Without the pictures, return each record as it appears.

Extracted records
▽

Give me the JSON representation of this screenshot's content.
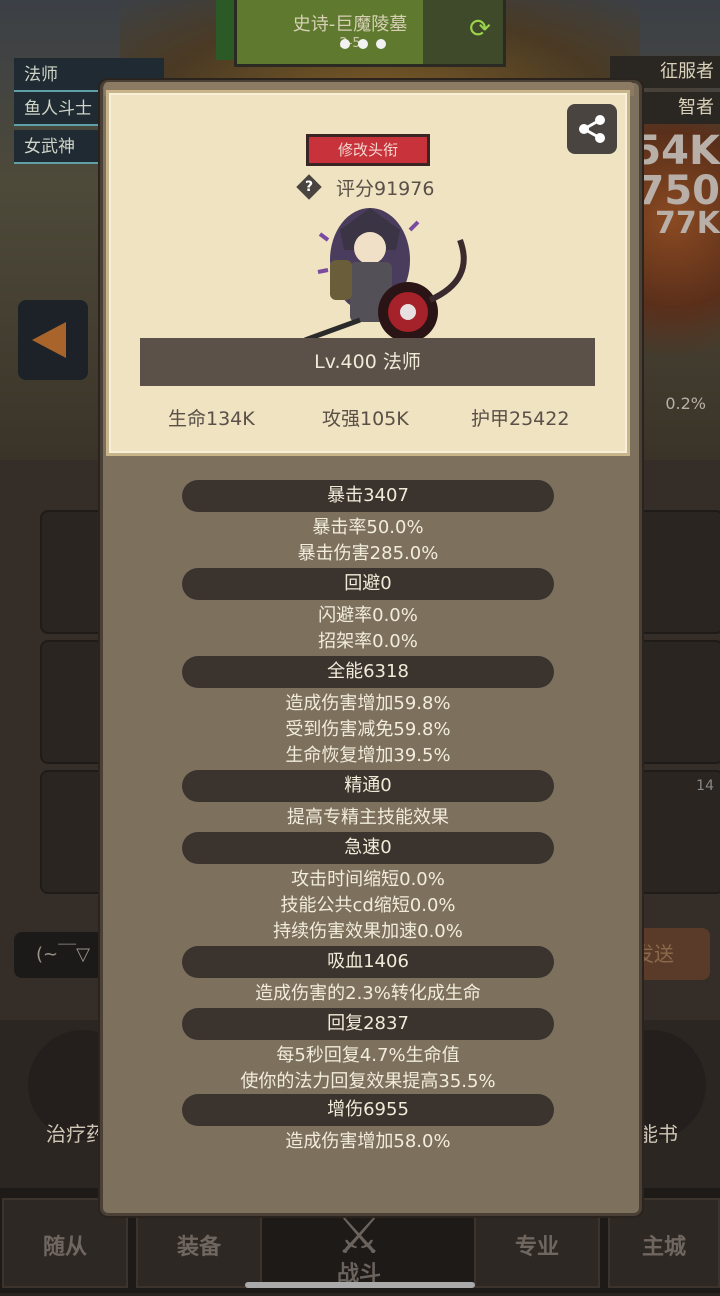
{
  "background": {
    "stage_title": "史诗-巨魔陵墓",
    "stage_sub": "2-5",
    "class_list": [
      "法师",
      "鱼人斗士",
      "女武神"
    ],
    "right_tags": [
      "征服者",
      "智者"
    ],
    "damage_numbers": [
      "54K",
      "750",
      "77K"
    ],
    "percent": "0.2%",
    "slot_badge": "14",
    "left_pill": "(~￣▽",
    "right_pill": "发送",
    "left_round_label": "治疗药",
    "right_round_label": "能书",
    "tabs": [
      "随从",
      "装备",
      "战斗",
      "专业",
      "主城"
    ]
  },
  "modal": {
    "title_button": "修改头衔",
    "score": "评分91976",
    "level_class": "Lv.400 法师",
    "stats": {
      "hp": "生命134K",
      "attack": "攻强105K",
      "armor": "护甲25422"
    },
    "sections": [
      {
        "header": "暴击3407",
        "lines": [
          "暴击率50.0%",
          "暴击伤害285.0%"
        ]
      },
      {
        "header": "回避0",
        "lines": [
          "闪避率0.0%",
          "招架率0.0%"
        ]
      },
      {
        "header": "全能6318",
        "lines": [
          "造成伤害增加59.8%",
          "受到伤害减免59.8%",
          "生命恢复增加39.5%"
        ]
      },
      {
        "header": "精通0",
        "lines": [
          "提高专精主技能效果"
        ]
      },
      {
        "header": "急速0",
        "lines": [
          "攻击时间缩短0.0%",
          "技能公共cd缩短0.0%",
          "持续伤害效果加速0.0%"
        ]
      },
      {
        "header": "吸血1406",
        "lines": [
          "造成伤害的2.3%转化成生命"
        ]
      },
      {
        "header": "回复2837",
        "lines": [
          "每5秒回复4.7%生命值",
          "使你的法力回复效果提高35.5%"
        ]
      },
      {
        "header": "增伤6955",
        "lines": [
          "造成伤害增加58.0%"
        ]
      }
    ]
  },
  "colors": {
    "panel": "#7d705d",
    "card": "#efe3c2",
    "title_button": "#c8323a",
    "section_bar": "#3b342e"
  },
  "icons": [
    "share-icon",
    "help-icon",
    "refresh-icon",
    "swords-icon"
  ]
}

△

## [Solution]
Give me the JSON representation of this screenshot's content.
{
  "background": {
    "stage_title": "史诗-巨魔陵墓",
    "stage_sub": "2-5",
    "class_list": [
      "法师",
      "鱼人斗士",
      "女武神"
    ],
    "right_tags": [
      "征服者",
      "智者"
    ],
    "damage_numbers": [
      "54K",
      "750",
      "77K"
    ],
    "percent": "0.2%",
    "slot_badge": "14",
    "left_pill": "(~￣▽",
    "right_pill": "发送",
    "left_round_label": "治疗药",
    "right_round_label": "能书",
    "tabs": [
      "随从",
      "装备",
      "战斗",
      "专业",
      "主城"
    ]
  },
  "modal": {
    "title_button": "修改头衔",
    "score": "评分91976",
    "level_class": "Lv.400 法师",
    "stats": {
      "hp": "生命134K",
      "attack": "攻强105K",
      "armor": "护甲25422"
    },
    "sections": [
      {
        "header": "暴击3407",
        "lines": [
          "暴击率50.0%",
          "暴击伤害285.0%"
        ]
      },
      {
        "header": "回避0",
        "lines": [
          "闪避率0.0%",
          "招架率0.0%"
        ]
      },
      {
        "header": "全能6318",
        "lines": [
          "造成伤害增加59.8%",
          "受到伤害减免59.8%",
          "生命恢复增加39.5%"
        ]
      },
      {
        "header": "精通0",
        "lines": [
          "提高专精主技能效果"
        ]
      },
      {
        "header": "急速0",
        "lines": [
          "攻击时间缩短0.0%",
          "技能公共cd缩短0.0%",
          "持续伤害效果加速0.0%"
        ]
      },
      {
        "header": "吸血1406",
        "lines": [
          "造成伤害的2.3%转化成生命"
        ]
      },
      {
        "header": "回复2837",
        "lines": [
          "每5秒回复4.7%生命值",
          "使你的法力回复效果提高35.5%"
        ]
      },
      {
        "header": "增伤6955",
        "lines": [
          "造成伤害增加58.0%"
        ]
      }
    ]
  },
  "colors": {
    "panel": "#7d705d",
    "card": "#efe3c2",
    "title_button": "#c8323a",
    "section_bar": "#3b342e"
  },
  "icons": [
    "share-icon",
    "help-icon",
    "refresh-icon",
    "swords-icon"
  ]
}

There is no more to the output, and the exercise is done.